[Start Extracted entries]

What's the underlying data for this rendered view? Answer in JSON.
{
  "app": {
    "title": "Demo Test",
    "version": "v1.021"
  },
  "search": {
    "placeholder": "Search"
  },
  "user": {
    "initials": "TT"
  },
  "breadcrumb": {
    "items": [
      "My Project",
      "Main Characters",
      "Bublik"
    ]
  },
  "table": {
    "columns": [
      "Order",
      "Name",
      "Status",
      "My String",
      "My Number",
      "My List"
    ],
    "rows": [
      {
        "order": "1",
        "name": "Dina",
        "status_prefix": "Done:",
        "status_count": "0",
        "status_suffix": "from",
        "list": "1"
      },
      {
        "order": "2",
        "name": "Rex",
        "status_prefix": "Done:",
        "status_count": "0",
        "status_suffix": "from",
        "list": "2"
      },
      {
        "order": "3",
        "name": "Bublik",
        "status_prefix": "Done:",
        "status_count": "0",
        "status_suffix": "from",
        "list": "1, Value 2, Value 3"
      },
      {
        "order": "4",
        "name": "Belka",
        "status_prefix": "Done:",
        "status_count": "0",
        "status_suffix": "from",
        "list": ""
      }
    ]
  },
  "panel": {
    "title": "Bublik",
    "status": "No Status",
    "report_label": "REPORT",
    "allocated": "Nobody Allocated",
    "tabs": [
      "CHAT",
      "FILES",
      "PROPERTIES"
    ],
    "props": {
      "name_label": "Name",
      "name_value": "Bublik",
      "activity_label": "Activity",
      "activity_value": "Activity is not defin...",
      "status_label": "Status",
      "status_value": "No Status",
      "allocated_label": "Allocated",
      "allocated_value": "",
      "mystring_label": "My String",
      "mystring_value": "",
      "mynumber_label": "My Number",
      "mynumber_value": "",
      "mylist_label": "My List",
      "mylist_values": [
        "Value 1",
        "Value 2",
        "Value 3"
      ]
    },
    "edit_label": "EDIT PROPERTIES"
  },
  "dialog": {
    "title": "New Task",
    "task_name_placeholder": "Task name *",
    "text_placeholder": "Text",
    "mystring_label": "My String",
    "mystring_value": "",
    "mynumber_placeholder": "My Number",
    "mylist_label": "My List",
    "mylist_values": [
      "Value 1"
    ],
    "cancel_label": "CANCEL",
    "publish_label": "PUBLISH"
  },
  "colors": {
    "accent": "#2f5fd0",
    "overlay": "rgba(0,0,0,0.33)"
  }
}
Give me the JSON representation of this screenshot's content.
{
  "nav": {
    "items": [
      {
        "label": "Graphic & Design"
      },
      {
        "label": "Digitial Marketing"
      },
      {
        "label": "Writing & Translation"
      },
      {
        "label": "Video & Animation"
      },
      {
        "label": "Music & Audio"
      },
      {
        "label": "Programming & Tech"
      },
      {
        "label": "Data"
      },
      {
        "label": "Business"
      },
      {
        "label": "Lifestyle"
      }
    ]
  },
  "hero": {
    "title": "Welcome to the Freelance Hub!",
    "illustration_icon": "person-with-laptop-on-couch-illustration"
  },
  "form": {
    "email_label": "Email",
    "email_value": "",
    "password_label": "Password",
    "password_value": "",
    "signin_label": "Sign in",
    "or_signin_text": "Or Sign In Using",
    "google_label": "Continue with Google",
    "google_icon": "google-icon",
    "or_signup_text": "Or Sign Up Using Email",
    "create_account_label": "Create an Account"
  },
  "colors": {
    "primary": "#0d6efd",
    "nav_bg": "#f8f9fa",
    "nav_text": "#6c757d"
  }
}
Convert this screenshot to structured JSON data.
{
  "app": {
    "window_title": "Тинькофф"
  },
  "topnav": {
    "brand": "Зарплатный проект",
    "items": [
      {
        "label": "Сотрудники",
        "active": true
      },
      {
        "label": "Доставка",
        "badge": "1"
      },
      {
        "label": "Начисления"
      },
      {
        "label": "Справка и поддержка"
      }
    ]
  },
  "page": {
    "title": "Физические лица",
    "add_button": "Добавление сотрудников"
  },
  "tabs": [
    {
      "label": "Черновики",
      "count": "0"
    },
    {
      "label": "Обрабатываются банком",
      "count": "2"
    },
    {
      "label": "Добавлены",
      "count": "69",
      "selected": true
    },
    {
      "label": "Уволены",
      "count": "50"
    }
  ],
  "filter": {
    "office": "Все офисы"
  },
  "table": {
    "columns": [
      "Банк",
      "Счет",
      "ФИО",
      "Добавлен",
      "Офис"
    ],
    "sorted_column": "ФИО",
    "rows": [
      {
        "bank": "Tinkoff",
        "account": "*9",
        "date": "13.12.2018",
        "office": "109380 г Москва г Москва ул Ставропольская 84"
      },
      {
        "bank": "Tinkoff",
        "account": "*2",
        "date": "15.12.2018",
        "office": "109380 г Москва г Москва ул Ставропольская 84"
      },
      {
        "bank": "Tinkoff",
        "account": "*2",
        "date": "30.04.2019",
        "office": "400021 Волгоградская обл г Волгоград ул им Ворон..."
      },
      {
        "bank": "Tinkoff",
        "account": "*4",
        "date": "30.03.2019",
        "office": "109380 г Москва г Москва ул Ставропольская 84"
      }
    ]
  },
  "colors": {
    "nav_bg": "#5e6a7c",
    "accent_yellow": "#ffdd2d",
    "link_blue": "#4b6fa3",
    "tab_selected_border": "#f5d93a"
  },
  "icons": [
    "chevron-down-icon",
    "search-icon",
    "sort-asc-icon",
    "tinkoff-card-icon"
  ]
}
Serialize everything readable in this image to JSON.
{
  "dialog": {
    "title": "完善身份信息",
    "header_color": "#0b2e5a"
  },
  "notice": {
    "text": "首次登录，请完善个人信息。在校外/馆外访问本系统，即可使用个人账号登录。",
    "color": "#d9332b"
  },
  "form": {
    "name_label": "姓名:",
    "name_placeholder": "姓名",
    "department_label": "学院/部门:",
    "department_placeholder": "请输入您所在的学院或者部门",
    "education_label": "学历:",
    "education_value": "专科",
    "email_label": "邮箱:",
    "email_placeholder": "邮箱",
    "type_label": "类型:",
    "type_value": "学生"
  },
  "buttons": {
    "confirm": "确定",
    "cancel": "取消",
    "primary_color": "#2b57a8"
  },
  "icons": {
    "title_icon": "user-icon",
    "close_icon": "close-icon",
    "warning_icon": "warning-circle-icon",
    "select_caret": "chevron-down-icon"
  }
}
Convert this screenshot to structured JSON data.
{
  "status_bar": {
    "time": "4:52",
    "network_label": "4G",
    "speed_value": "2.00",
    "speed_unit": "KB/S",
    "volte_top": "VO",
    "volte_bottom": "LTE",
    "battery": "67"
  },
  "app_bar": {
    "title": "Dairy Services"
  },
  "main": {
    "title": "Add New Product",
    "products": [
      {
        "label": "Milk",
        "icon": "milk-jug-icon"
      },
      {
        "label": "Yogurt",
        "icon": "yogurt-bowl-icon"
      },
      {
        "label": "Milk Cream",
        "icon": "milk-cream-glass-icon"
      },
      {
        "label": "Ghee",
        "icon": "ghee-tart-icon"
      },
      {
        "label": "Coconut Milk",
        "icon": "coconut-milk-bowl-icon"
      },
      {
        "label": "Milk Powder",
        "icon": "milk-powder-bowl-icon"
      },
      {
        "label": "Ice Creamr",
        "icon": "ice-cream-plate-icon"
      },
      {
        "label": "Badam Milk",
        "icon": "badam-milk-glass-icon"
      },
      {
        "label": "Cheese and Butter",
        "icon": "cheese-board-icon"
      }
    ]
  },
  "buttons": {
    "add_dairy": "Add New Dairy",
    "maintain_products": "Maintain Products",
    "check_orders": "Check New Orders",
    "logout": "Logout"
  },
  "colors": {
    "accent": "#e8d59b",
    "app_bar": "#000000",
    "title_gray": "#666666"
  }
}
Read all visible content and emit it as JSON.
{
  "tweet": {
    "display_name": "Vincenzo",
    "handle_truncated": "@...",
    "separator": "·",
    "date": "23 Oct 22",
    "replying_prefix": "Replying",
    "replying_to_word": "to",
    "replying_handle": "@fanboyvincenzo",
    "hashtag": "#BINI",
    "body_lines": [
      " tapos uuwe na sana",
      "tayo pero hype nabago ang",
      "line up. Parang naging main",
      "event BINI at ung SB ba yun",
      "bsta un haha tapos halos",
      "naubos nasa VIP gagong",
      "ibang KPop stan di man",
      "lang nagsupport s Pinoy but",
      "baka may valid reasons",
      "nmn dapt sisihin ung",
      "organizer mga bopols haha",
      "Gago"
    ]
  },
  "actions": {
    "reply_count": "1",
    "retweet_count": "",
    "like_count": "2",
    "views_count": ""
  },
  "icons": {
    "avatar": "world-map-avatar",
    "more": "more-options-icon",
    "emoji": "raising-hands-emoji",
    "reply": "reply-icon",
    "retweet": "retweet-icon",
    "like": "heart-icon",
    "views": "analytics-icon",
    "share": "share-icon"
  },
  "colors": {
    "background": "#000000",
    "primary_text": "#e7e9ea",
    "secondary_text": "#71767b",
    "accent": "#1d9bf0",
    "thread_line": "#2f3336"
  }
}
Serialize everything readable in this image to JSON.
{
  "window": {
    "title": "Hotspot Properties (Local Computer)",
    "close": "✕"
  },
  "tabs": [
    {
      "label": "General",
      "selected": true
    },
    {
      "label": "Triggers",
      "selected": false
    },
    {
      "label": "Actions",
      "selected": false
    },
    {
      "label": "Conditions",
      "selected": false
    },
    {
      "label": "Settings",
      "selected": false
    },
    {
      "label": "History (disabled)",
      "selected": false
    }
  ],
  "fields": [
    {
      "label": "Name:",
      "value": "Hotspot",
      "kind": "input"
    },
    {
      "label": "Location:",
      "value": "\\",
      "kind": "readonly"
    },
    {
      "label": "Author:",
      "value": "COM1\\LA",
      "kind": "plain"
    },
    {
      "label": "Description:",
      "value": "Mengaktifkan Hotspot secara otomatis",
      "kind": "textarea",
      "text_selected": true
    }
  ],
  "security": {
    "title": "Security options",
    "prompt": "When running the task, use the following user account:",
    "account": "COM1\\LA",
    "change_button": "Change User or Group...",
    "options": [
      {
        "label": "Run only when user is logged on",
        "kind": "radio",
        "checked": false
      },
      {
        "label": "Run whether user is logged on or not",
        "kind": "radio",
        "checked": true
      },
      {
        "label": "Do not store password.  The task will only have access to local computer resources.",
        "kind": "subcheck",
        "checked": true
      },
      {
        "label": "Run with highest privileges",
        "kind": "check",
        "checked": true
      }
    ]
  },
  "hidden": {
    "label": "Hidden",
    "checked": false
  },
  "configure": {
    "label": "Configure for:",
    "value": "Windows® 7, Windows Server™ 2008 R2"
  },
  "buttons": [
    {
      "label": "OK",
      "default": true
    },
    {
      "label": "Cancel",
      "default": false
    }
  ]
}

[End Extracted entries]

Task to carry out |
Search the data above for the string "BINI" and return every line that has it.

Written response |
    "hashtag": "#BINI",
      "event BINI at ung SB ba yun",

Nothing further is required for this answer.